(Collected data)
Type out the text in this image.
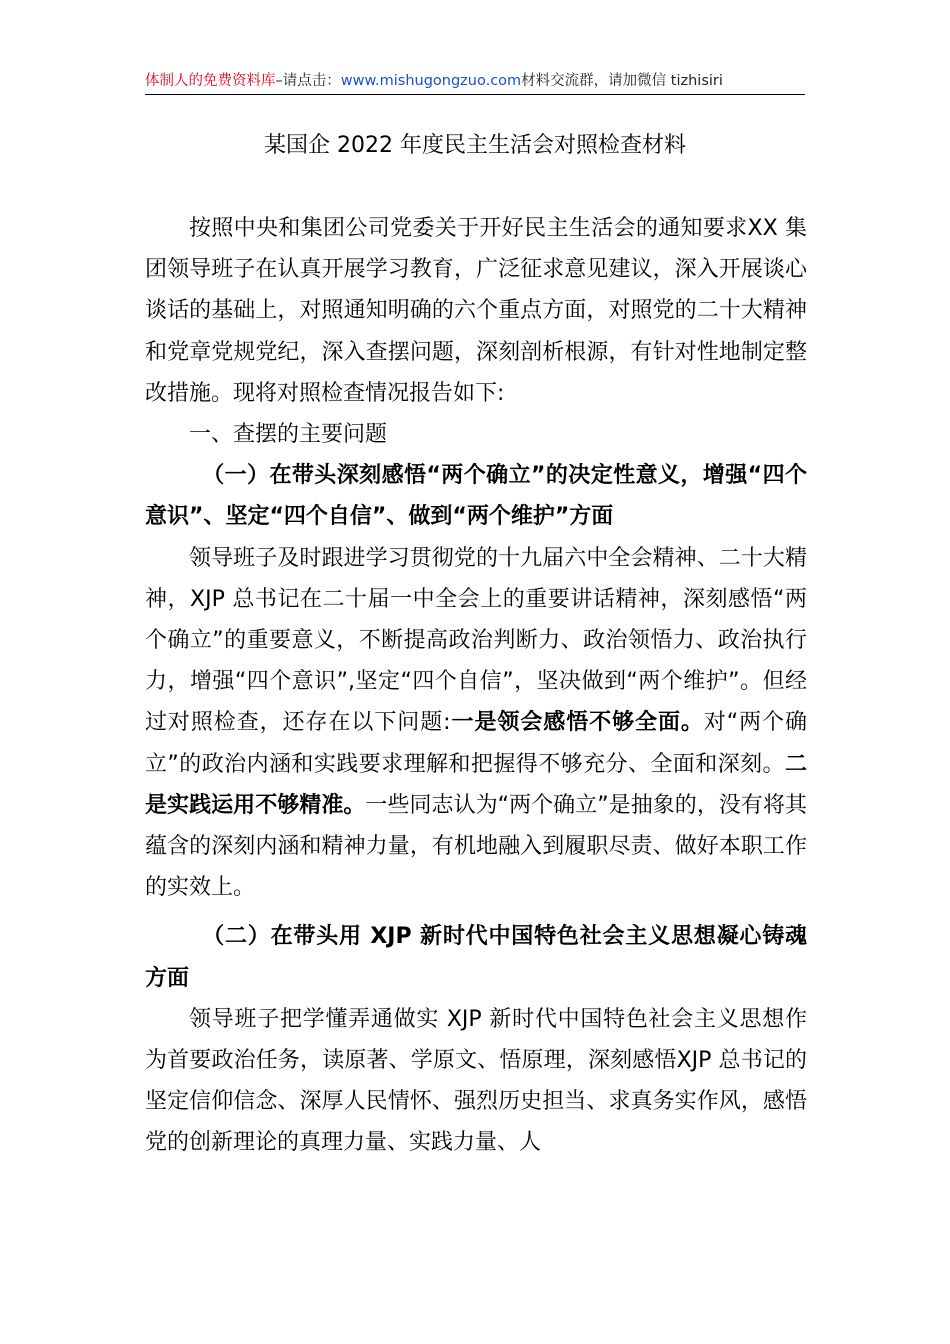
体制人的免费资料库–请点击：www.mishugongzuo.com材料交流群，请加微信 tizhisiri
某国企 2022 年度民主生活会对照检查材料

按照中央和集团公司党委关于开好民主生活会的通知要求XX 集团领导班子在认真开展学习教育，广泛征求意见建议，深入开展谈心谈话的基础上，对照通知明确的六个重点方面，对照党的二十大精神和党章党规党纪，深入查摆问题，深刻剖析根源，有针对性地制定整改措施。现将对照检查情况报告如下:

一、查摆的主要问题

（一）在带头深刻感悟“两个确立”的决定性意义，增强“四个意识”、坚定“四个自信”、做到“两个维护”方面

领导班子及时跟进学习贯彻党的十九届六中全会精神、二十大精神，XJP 总书记在二十届一中全会上的重要讲话精神，深刻感悟“两个确立”的重要意义，不断提高政治判断力、政治领悟力、政治执行力，增强“四个意识”,坚定“四个自信”，坚决做到“两个维护”。但经过对照检查，还存在以下问题:一是领会感悟不够全面。对“两个确立”的政治内涵和实践要求理解和把握得不够充分、全面和深刻。二是实践运用不够精准。一些同志认为“两个确立”是抽象的，没有将其蕴含的深刻内涵和精神力量，有机地融入到履职尽责、做好本职工作的实效上。

（二）在带头用 XJP 新时代中国特色社会主义思想凝心铸魂方面

领导班子把学懂弄通做实 XJP 新时代中国特色社会主义思想作为首要政治任务，读原著、学原文、悟原理，深刻感悟XJP 总书记的坚定信仰信念、深厚人民情怀、强烈历史担当、求真务实作风，感悟党的创新理论的真理力量、实践力量、人
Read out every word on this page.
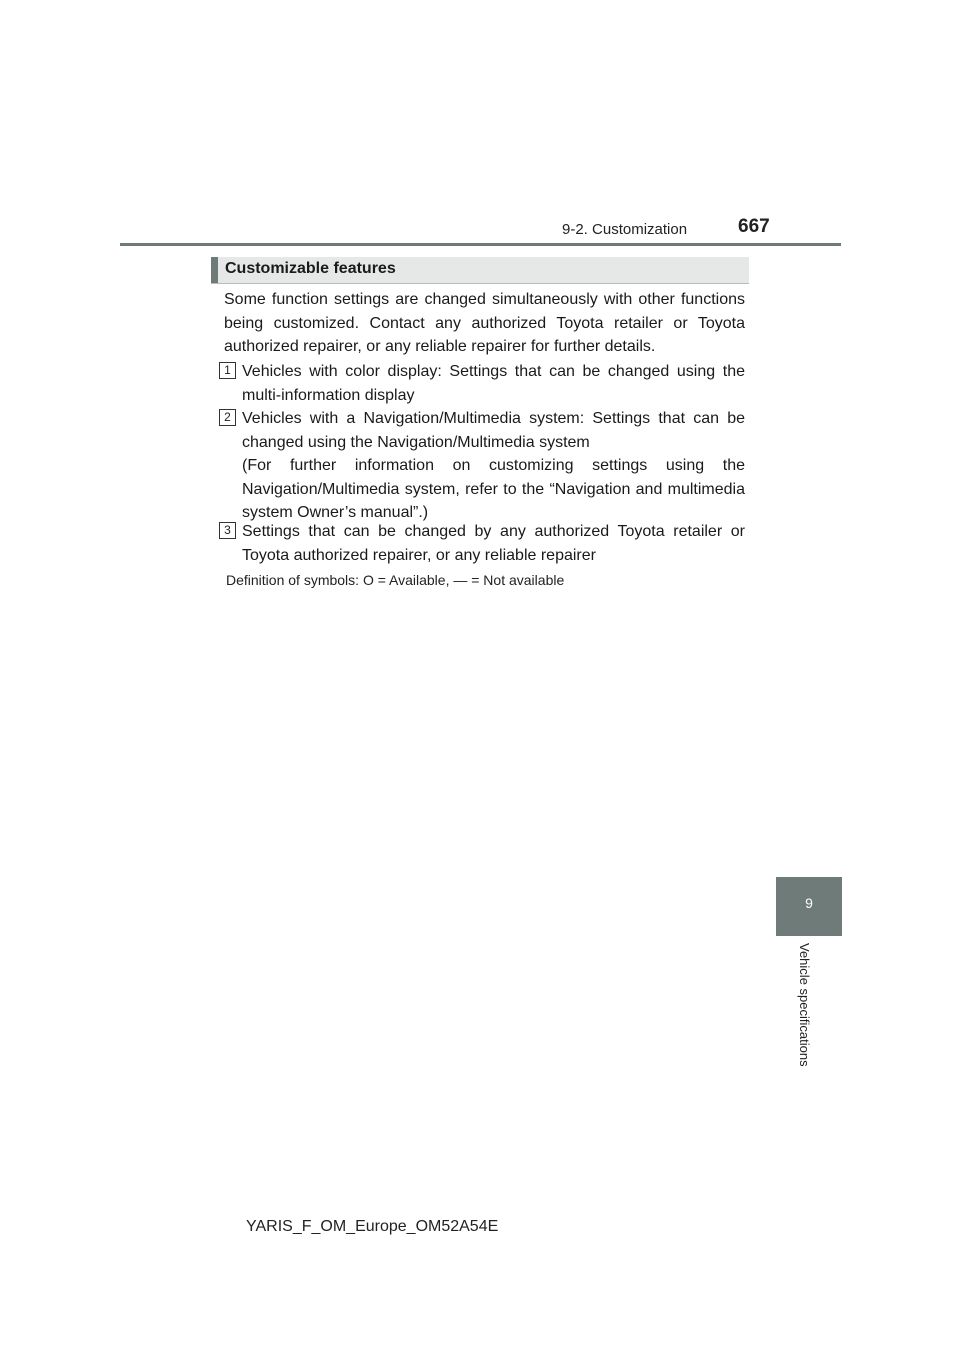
9-2. Customization	667
Customizable features

Some function settings are changed simultaneously with other functions being customized. Contact any authorized Toyota retailer or Toyota authorized repairer, or any reliable repairer for further details.

1 Vehicles with color display: Settings that can be changed using the multi-information display

2 Vehicles with a Navigation/Multimedia system: Settings that can be changed using the Navigation/Multimedia system

(For further information on customizing settings using the Navigation/Multimedia system, refer to the “Navigation and multimedia system Owner’s manual”.)

3 Settings that can be changed by any authorized Toyota retailer or Toyota authorized repairer, or any reliable repairer

Definition of symbols: O = Available, — = Not available
9
Vehicle specifications
YARIS_F_OM_Europe_OM52A54E
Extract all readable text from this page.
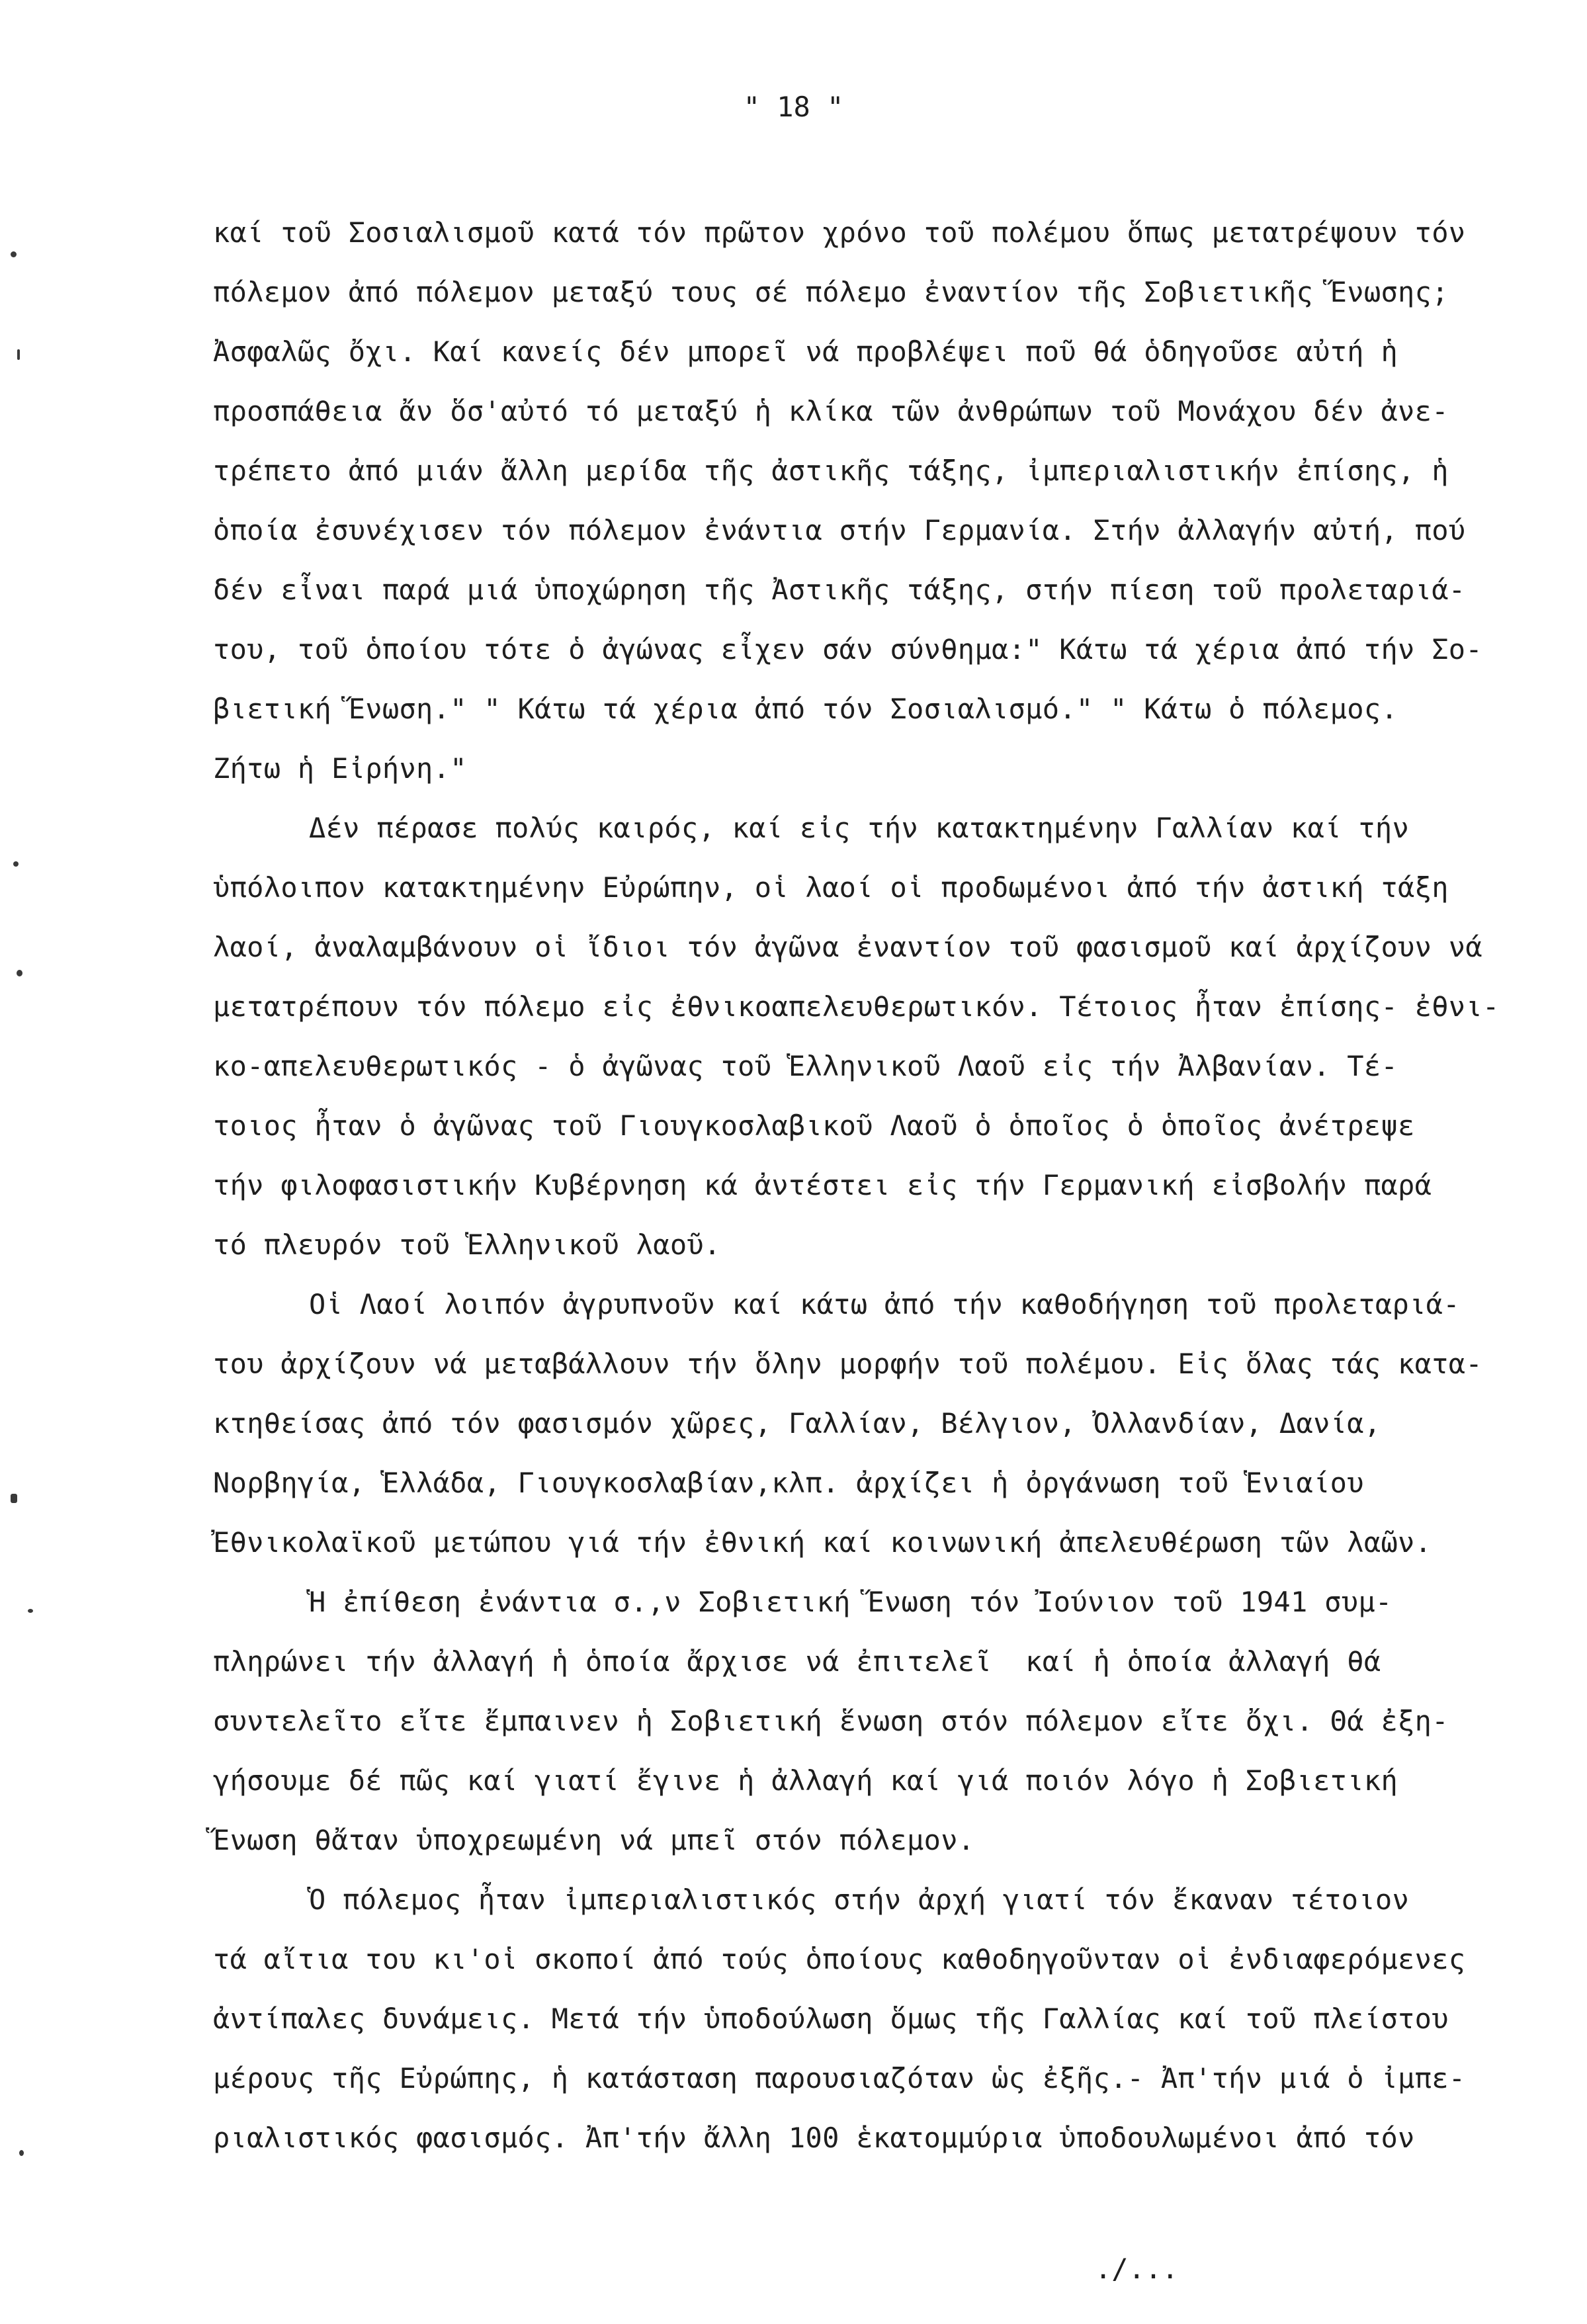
" 18 "
καί τοῦ Σοσιαλισμοῦ κατά τόν πρῶτον χρόνο τοῦ πολέμου ὅπως μετατρέψουν τόν
πόλεμον ἀπό πόλεμον μεταξύ τους σέ πόλεμο ἐναντίον τῆς Σοβιετικῆς Ἕνωσης;
Ἀσφαλῶς ὄχι. Καί κανείς δέν μπορεῖ νά προβλέψει ποῦ θά ὁδηγοῦσε αὐτή ἡ
προσπάθεια ἄν ὅσ'αὐτό τό μεταξύ ἡ κλίκα τῶν ἀνθρώπων τοῦ Μονάχου δέν ἀνε-
τρέπετο ἀπό μιάν ἄλλη μερίδα τῆς ἀστικῆς τάξης, ἰμπεριαλιστικήν ἐπίσης, ἡ
ὁποία ἐσυνέχισεν τόν πόλεμον ἐνάντια στήν Γερμανία. Στήν ἀλλαγήν αὐτή, πού
δέν εἶναι παρά μιά ὑποχώρηση τῆς Ἀστικῆς τάξης, στήν πίεση τοῦ προλεταριά-
του, τοῦ ὁποίου τότε ὁ ἀγώνας εἶχεν σάν σύνθημα:" Κάτω τά χέρια ἀπό τήν Σο-
βιετική Ἕνωση." " Κάτω τά χέρια ἀπό τόν Σοσιαλισμό." " Κάτω ὁ πόλεμος.
Ζήτω ἡ Εἰρήνη."
Δέν πέρασε πολύς καιρός, καί εἰς τήν κατακτημένην Γαλλίαν καί τήν
ὑπόλοιπον κατακτημένην Εὐρώπην, οἱ λαοί οἱ προδωμένοι ἀπό τήν ἀστική τάξη
λαοί, ἀναλαμβάνουν οἱ ἴδιοι τόν ἀγῶνα ἐναντίον τοῦ φασισμοῦ καί ἀρχίζουν νά
μετατρέπουν τόν πόλεμο εἰς ἐθνικοαπελευθερωτικόν. Τέτοιος ἦταν ἐπίσης- ἐθνι-
κο-απελευθερωτικός - ὁ ἀγῶνας τοῦ Ἑλληνικοῦ Λαοῦ εἰς τήν Ἀλβανίαν. Τέ-
τοιος ἦταν ὁ ἀγῶνας τοῦ Γιουγκοσλαβικοῦ Λαοῦ ὁ ὁποῖος ὁ ὁποῖος ἀνέτρεψε
τήν φιλοφασιστικήν Κυβέρνηση κά ἀντέστει εἰς τήν Γερμανική εἰσβολήν παρά
τό πλευρόν τοῦ Ἑλληνικοῦ λαοῦ.
Οἱ Λαοί λοιπόν ἀγρυπνοῦν καί κάτω ἀπό τήν καθοδήγηση τοῦ προλεταριά-
του ἀρχίζουν νά μεταβάλλουν τήν ὅλην μορφήν τοῦ πολέμου. Εἰς ὅλας τάς κατα-
κτηθείσας ἀπό τόν φασισμόν χῶρες, Γαλλίαν, Βέλγιον, Ὀλλανδίαν, Δανία,
Νορβηγία, Ἑλλάδα, Γιουγκοσλαβίαν,κλπ. ἀρχίζει ἡ ὀργάνωση τοῦ Ἑνιαίου
Ἐθνικολαϊκοῦ μετώπου γιά τήν ἐθνική καί κοινωνική ἀπελευθέρωση τῶν λαῶν.
Ἡ ἐπίθεση ἐνάντια σ.,ν Σοβιετική Ἕνωση τόν Ἰούνιον τοῦ 1941 συμ-
πληρώνει τήν ἀλλαγή ἡ ὁποία ἄρχισε νά ἐπιτελεῖ  καί ἡ ὁποία ἀλλαγή θά
συντελεῖτο εἴτε ἔμπαινεν ἡ Σοβιετική ἕνωση στόν πόλεμον εἴτε ὄχι. Θά ἐξη-
γήσουμε δέ πῶς καί γιατί ἔγινε ἡ ἀλλαγή καί γιά ποιόν λόγο ἡ Σοβιετική
Ἕνωση θἄταν ὑποχρεωμένη νά μπεῖ στόν πόλεμον.
Ὁ πόλεμος ἦταν ἰμπεριαλιστικός στήν ἀρχή γιατί τόν ἔκαναν τέτοιον
τά αἴτια του κι'οἱ σκοποί ἀπό τούς ὁποίους καθοδηγοῦνταν οἱ ἐνδιαφερόμενες
ἀντίπαλες δυνάμεις. Μετά τήν ὑποδούλωση ὅμως τῆς Γαλλίας καί τοῦ πλείστου
μέρους τῆς Εὐρώπης, ἡ κατάσταση παρουσιαζόταν ὡς ἐξῆς.- Ἀπ'τήν μιά ὁ ἰμπε-
ριαλιστικός φασισμός. Ἀπ'τήν ἄλλη 100 ἑκατομμύρια ὑποδουλωμένοι ἀπό τόν
./...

Stated task:
Identify every line above that includes the word "ἐναντίον", and show those lines.

Result of this exercise:
πόλεμον ἀπό πόλεμον μεταξύ τους σέ πόλεμο ἐναντίον τῆς Σοβιετικῆς Ἕνωσης;
λαοί, ἀναλαμβάνουν οἱ ἴδιοι τόν ἀγῶνα ἐναντίον τοῦ φασισμοῦ καί ἀρχίζουν νά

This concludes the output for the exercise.